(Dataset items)
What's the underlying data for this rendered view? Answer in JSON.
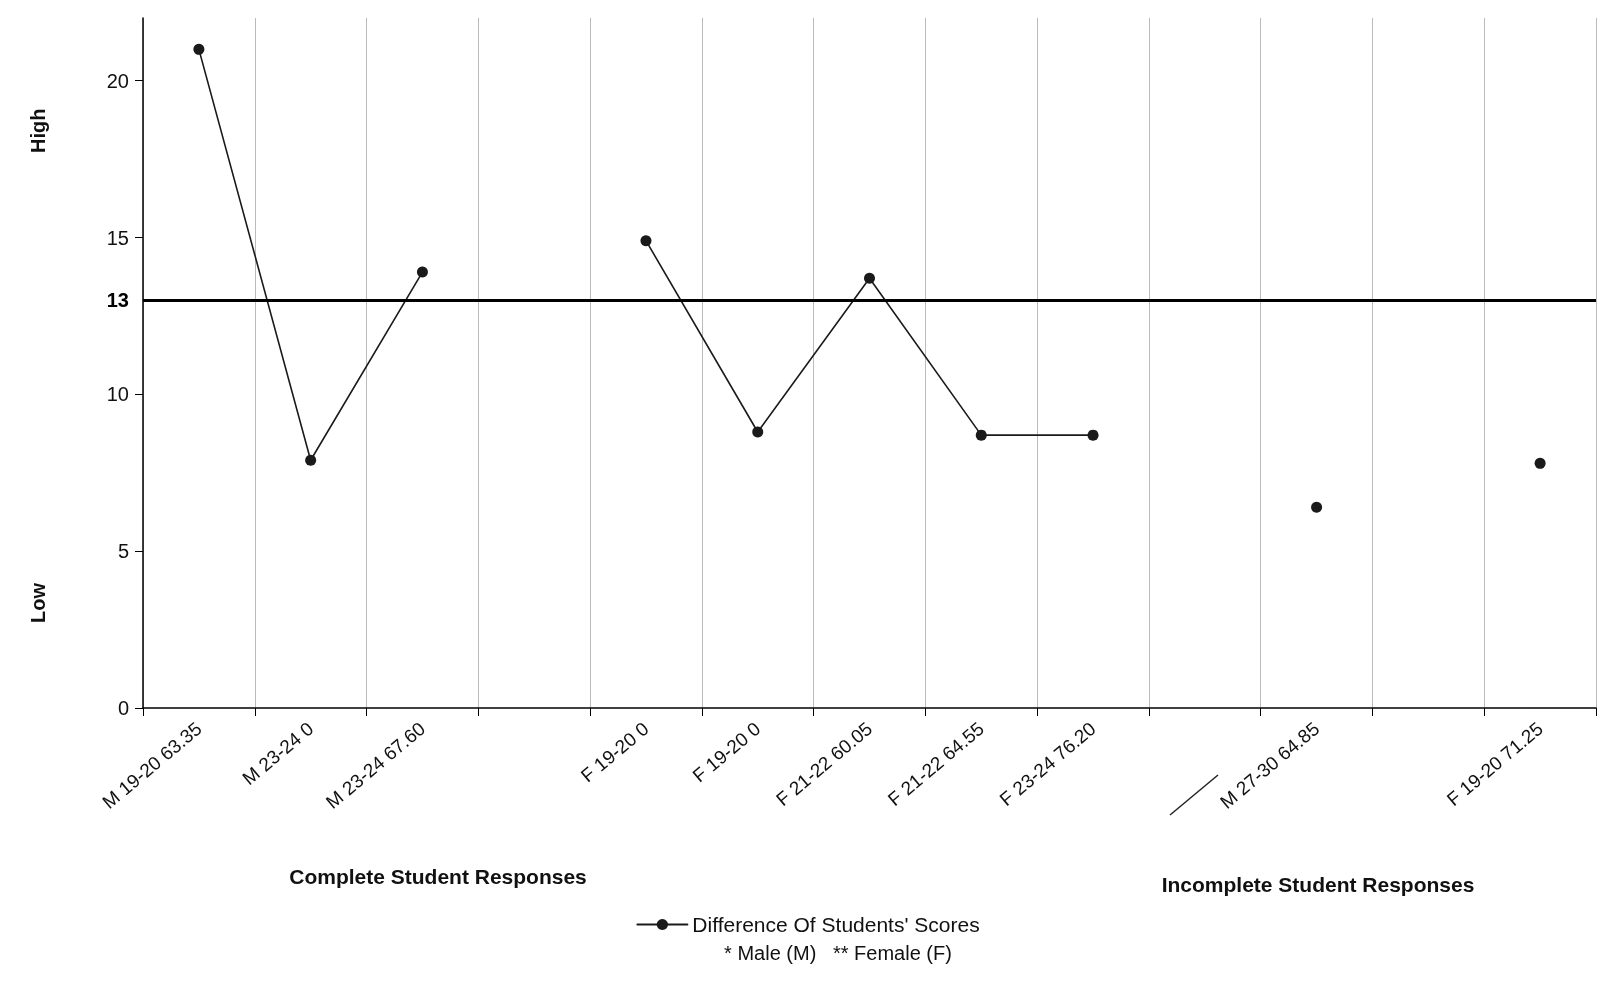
{
  "chart_data": {
    "type": "line",
    "categories": [
      "M 19-20 63.35",
      "M 23-24 0",
      "M 23-24 67.60",
      null,
      "F 19-20 0",
      "F 19-20 0",
      "F 21-22 60.05",
      "F 21-22 64.55",
      "F 23-24 76.20",
      null,
      "M 27-30 64.85",
      null,
      "F 19-20 71.25"
    ],
    "series": [
      {
        "name": "Difference Of Students' Scores",
        "color": "#1a1a1a",
        "values": [
          21,
          7.9,
          13.9,
          null,
          14.9,
          8.8,
          13.7,
          8.7,
          8.7,
          null,
          6.4,
          null,
          7.8
        ]
      }
    ],
    "ylim": [
      0,
      22
    ],
    "yticks": [
      0,
      5,
      10,
      15,
      20
    ],
    "ref_lines": [
      {
        "axis": "y",
        "value": 13,
        "label": "13",
        "color": "#000000",
        "line_style": "solid"
      }
    ],
    "annotations": [
      "High",
      "Low",
      "Complete Student Responses",
      "Incomplete Student Responses",
      "* Male (M)   ** Female (F)"
    ],
    "grid": "x",
    "legend": "bottom",
    "marker": "circle",
    "line_style": "solid"
  }
}
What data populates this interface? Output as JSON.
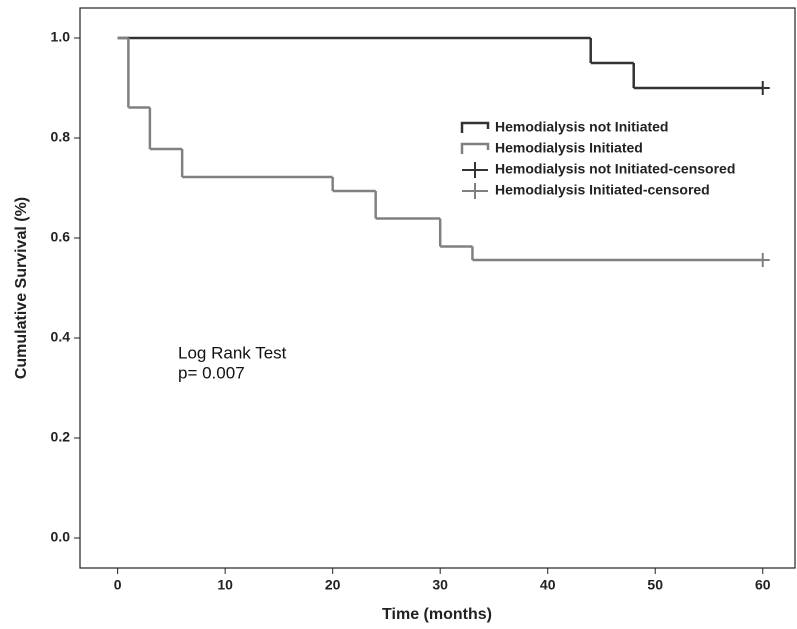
{
  "chart_data": {
    "type": "step",
    "xlabel": "Time (months)",
    "ylabel": "Cumulative Survival (%)",
    "annotations": [
      "Log Rank Test",
      "p= 0.007"
    ],
    "xlim": [
      -3.5,
      63
    ],
    "ylim": [
      -0.06,
      1.06
    ],
    "xticks": [
      0,
      10,
      20,
      30,
      40,
      50,
      60
    ],
    "yticks": [
      {
        "value": 0,
        "label": "0.0"
      },
      0.2,
      0.4,
      0.6,
      0.8,
      {
        "value": 1,
        "label": "1.0"
      }
    ],
    "series": [
      {
        "name": "Hemodialysis not Initiated",
        "color": "#333333",
        "marker": "step",
        "x": [
          0,
          44,
          48,
          60
        ],
        "values": [
          1,
          0.95,
          0.9,
          0.9
        ]
      },
      {
        "name": "Hemodialysis Initiated",
        "color": "#808080",
        "marker": "step",
        "x": [
          0,
          1,
          3,
          6,
          20,
          24,
          30,
          33,
          60
        ],
        "values": [
          1,
          0.861,
          0.778,
          0.722,
          0.694,
          0.639,
          0.583,
          0.556,
          0.556
        ]
      },
      {
        "name": "Hemodialysis not Initiated-censored",
        "color": "#333333",
        "marker": "plus",
        "x": [
          60
        ],
        "values": [
          0.9
        ]
      },
      {
        "name": "Hemodialysis Initiated-censored",
        "color": "#808080",
        "marker": "plus",
        "x": [
          60
        ],
        "values": [
          0.556
        ]
      }
    ]
  }
}
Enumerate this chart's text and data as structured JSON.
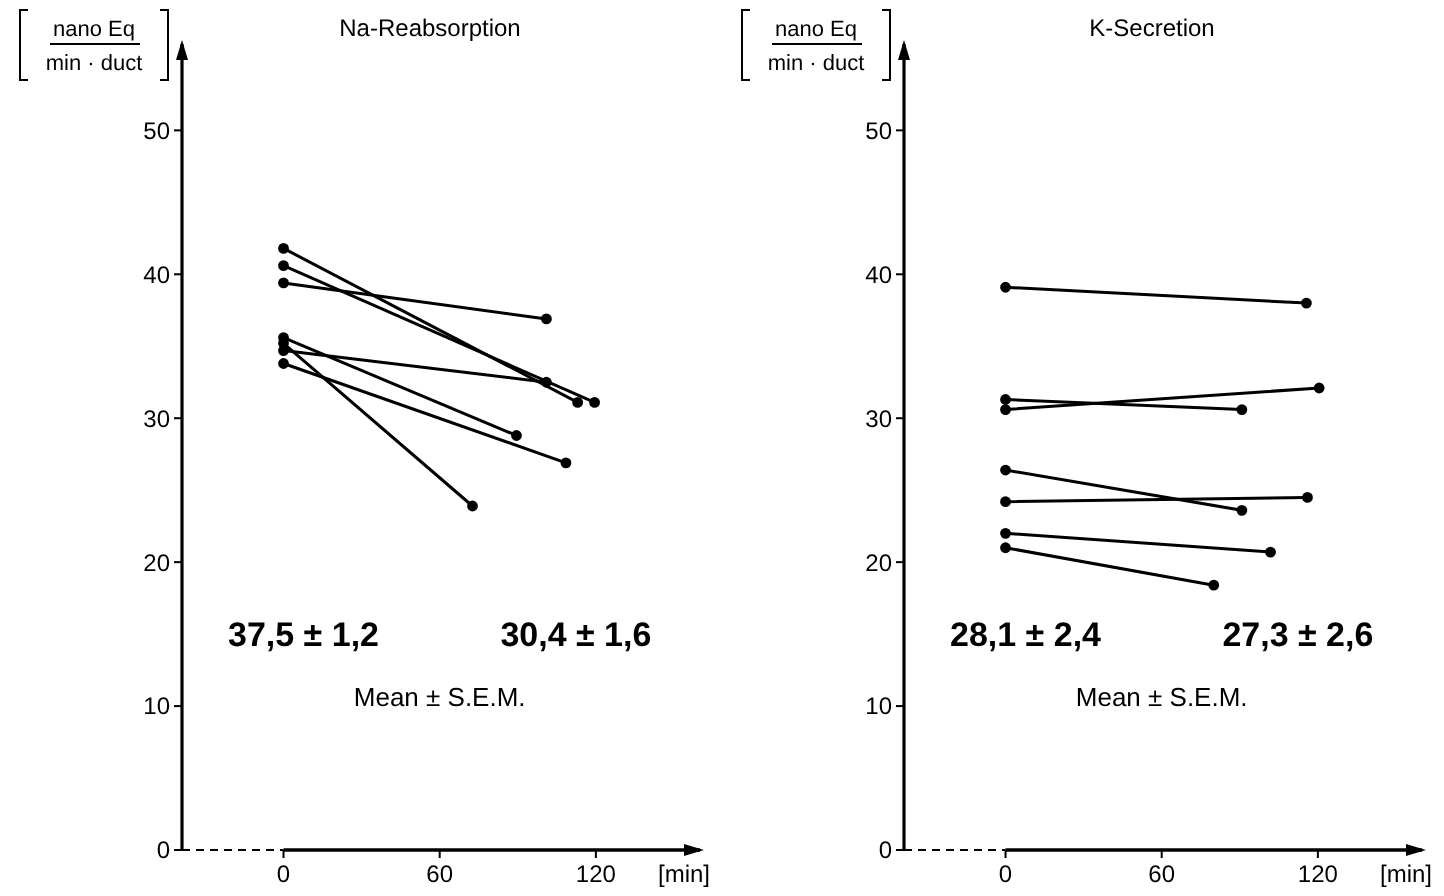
{
  "chart_data": [
    {
      "type": "line",
      "title": "Na-Reabsorption",
      "ylabel": "nano Eq min · duct",
      "xlabel": "[min]",
      "xlim": [
        -39,
        160
      ],
      "ylim": [
        0,
        56
      ],
      "xticks": [
        0,
        60,
        120
      ],
      "yticks": [
        0,
        10,
        20,
        30,
        40,
        50
      ],
      "grid": false,
      "marker": "circle",
      "annotations": [
        "37,5 ± 1,2",
        "30,4 ± 1,6",
        "Mean ± S.E.M."
      ],
      "series": [
        {
          "color": "#000000",
          "x": [
            0,
            113
          ],
          "values": [
            41.8,
            31.1
          ]
        },
        {
          "color": "#000000",
          "x": [
            0,
            119.5
          ],
          "values": [
            40.6,
            31.1
          ]
        },
        {
          "color": "#000000",
          "x": [
            0,
            101
          ],
          "values": [
            39.4,
            36.9
          ]
        },
        {
          "color": "#000000",
          "x": [
            0,
            89.5
          ],
          "values": [
            35.6,
            28.8
          ]
        },
        {
          "color": "#000000",
          "x": [
            0,
            72.6
          ],
          "values": [
            35.2,
            23.9
          ]
        },
        {
          "color": "#000000",
          "x": [
            0,
            101
          ],
          "values": [
            34.7,
            32.5
          ]
        },
        {
          "color": "#000000",
          "x": [
            0,
            108.5
          ],
          "values": [
            33.8,
            26.9
          ]
        }
      ]
    },
    {
      "type": "line",
      "title": "K-Secretion",
      "ylabel": "nano Eq min · duct",
      "xlabel": "[min]",
      "xlim": [
        -39,
        160
      ],
      "ylim": [
        0,
        56
      ],
      "xticks": [
        0,
        60,
        120
      ],
      "yticks": [
        0,
        10,
        20,
        30,
        40,
        50
      ],
      "grid": false,
      "marker": "circle",
      "annotations": [
        "28,1 ± 2,4",
        "27,3 ± 2,6",
        "Mean ± S.E.M."
      ],
      "series": [
        {
          "color": "#000000",
          "x": [
            0,
            115.6
          ],
          "values": [
            39.1,
            38.0
          ]
        },
        {
          "color": "#000000",
          "x": [
            0,
            90.8
          ],
          "values": [
            31.3,
            30.6
          ]
        },
        {
          "color": "#000000",
          "x": [
            0,
            120.5
          ],
          "values": [
            30.6,
            32.1
          ]
        },
        {
          "color": "#000000",
          "x": [
            0,
            90.8
          ],
          "values": [
            26.4,
            23.6
          ]
        },
        {
          "color": "#000000",
          "x": [
            0,
            116
          ],
          "values": [
            24.2,
            24.5
          ]
        },
        {
          "color": "#000000",
          "x": [
            0,
            101.8
          ],
          "values": [
            22.0,
            20.7
          ]
        },
        {
          "color": "#000000",
          "x": [
            0,
            80
          ],
          "values": [
            21.0,
            18.4
          ]
        }
      ]
    }
  ]
}
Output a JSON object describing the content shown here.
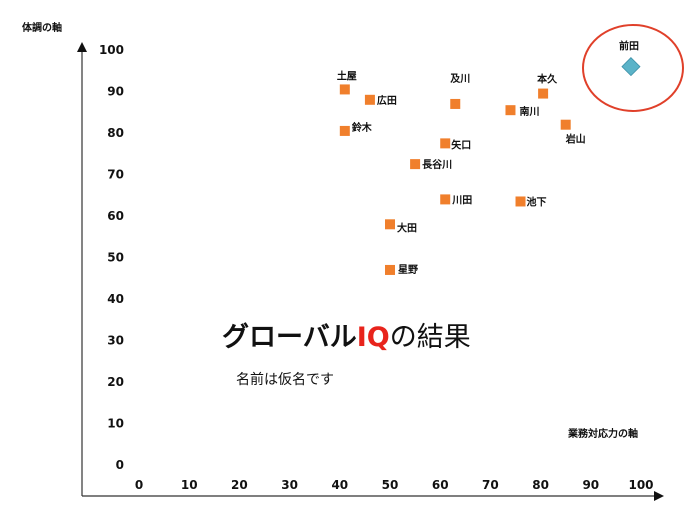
{
  "chart_data": {
    "type": "scatter",
    "title_parts": [
      "グローバル",
      "IQ",
      "の結果"
    ],
    "subtitle": "名前は仮名です",
    "xlabel": "業務対応力の軸",
    "ylabel": "体調の軸",
    "xlim": [
      0,
      100
    ],
    "ylim": [
      0,
      100
    ],
    "x_ticks": [
      "0",
      "10",
      "20",
      "30",
      "40",
      "50",
      "60",
      "70",
      "80",
      "90",
      "100"
    ],
    "y_ticks": [
      "0",
      "10",
      "20",
      "30",
      "40",
      "50",
      "60",
      "70",
      "80",
      "90",
      "100"
    ],
    "grid": false,
    "series": [
      {
        "marker": "square",
        "color": "#F07F2C",
        "points": [
          {
            "label": "土屋",
            "x": 41,
            "y": 90.5
          },
          {
            "label": "広田",
            "x": 46,
            "y": 88
          },
          {
            "label": "及川",
            "x": 63,
            "y": 87
          },
          {
            "label": "南川",
            "x": 74,
            "y": 85.5
          },
          {
            "label": "本久",
            "x": 80.5,
            "y": 89.5
          },
          {
            "label": "岩山",
            "x": 85,
            "y": 82
          },
          {
            "label": "鈴木",
            "x": 41,
            "y": 80.5
          },
          {
            "label": "矢口",
            "x": 61,
            "y": 77.5
          },
          {
            "label": "長谷川",
            "x": 55,
            "y": 72.5
          },
          {
            "label": "川田",
            "x": 61,
            "y": 64
          },
          {
            "label": "池下",
            "x": 76,
            "y": 63.5
          },
          {
            "label": "大田",
            "x": 50,
            "y": 58
          },
          {
            "label": "星野",
            "x": 50,
            "y": 47
          }
        ]
      },
      {
        "marker": "diamond",
        "color": "#5BB3C8",
        "points": [
          {
            "label": "前田",
            "x": 98,
            "y": 96
          }
        ]
      }
    ],
    "highlight_color": "#E0402A",
    "title_accent_color": "#E8241C"
  }
}
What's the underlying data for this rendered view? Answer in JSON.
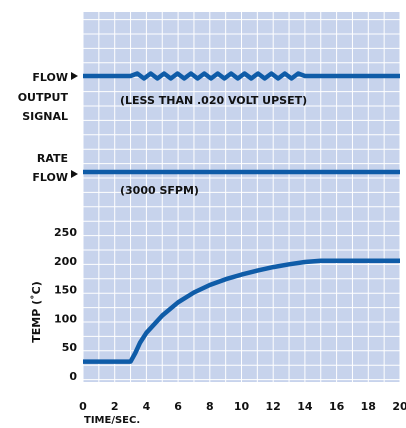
{
  "chart_data": {
    "type": "line",
    "xlabel": "TIME/SEC.",
    "ylabel": "TEMP (˚C)",
    "xlim": [
      0,
      20
    ],
    "ylim": [
      0,
      250
    ],
    "xticks": [
      0,
      2,
      4,
      6,
      8,
      10,
      12,
      14,
      16,
      18,
      20
    ],
    "yticks": [
      0,
      50,
      100,
      150,
      200,
      250
    ],
    "grid": true,
    "series": [
      {
        "x": [
          0,
          3,
          3.3,
          3.6,
          4,
          5,
          6,
          7,
          8,
          9,
          10,
          11,
          12,
          13,
          14,
          15,
          16,
          18,
          20
        ],
        "values": [
          25,
          25,
          40,
          58,
          75,
          105,
          128,
          145,
          158,
          168,
          176,
          183,
          189,
          194,
          198,
          200,
          200,
          200,
          200
        ]
      }
    ],
    "signals": [
      {
        "label_lines": [
          "FLOW",
          "OUTPUT",
          "SIGNAL"
        ],
        "annotation": "(LESS THAN .020 VOLT UPSET)",
        "disturbance_x": [
          3,
          14
        ]
      },
      {
        "label_lines": [
          "RATE",
          "FLOW"
        ],
        "annotation": "(3000 SFPM)"
      }
    ],
    "colors": {
      "background": "#c7d3ec",
      "grid": "#ffffff",
      "line": "#0f5ca8"
    }
  }
}
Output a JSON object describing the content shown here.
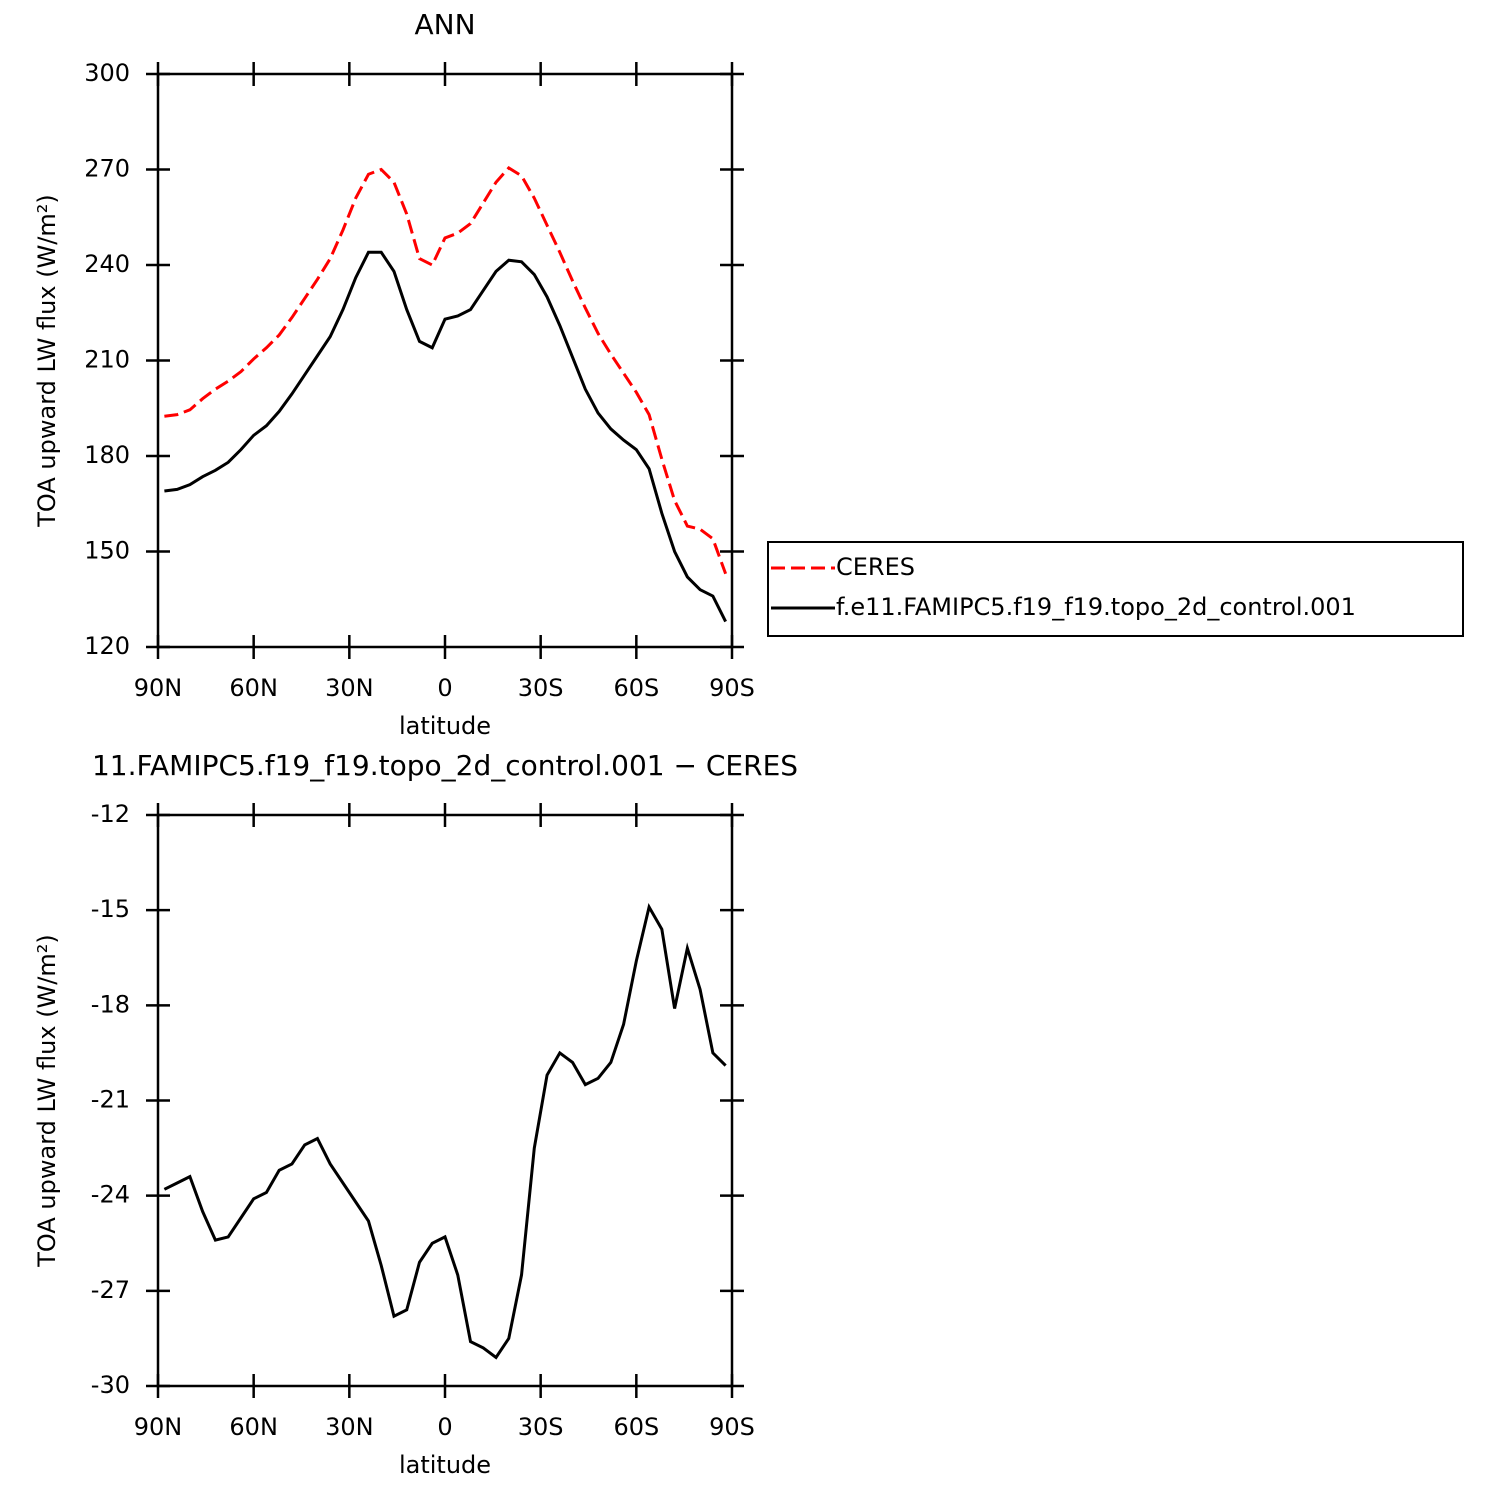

◆ Your instructions ◆
Gather all lines from the records above in which "Initiated" appears.

◆ Result of the task ◆
        "name": "Hemodialysis not Initiated",
        "name": "Hemodialysis Initiated",
        "name": "Hemodialysis not Initiated-censored",
        "name": "Hemodialysis Initiated-censored",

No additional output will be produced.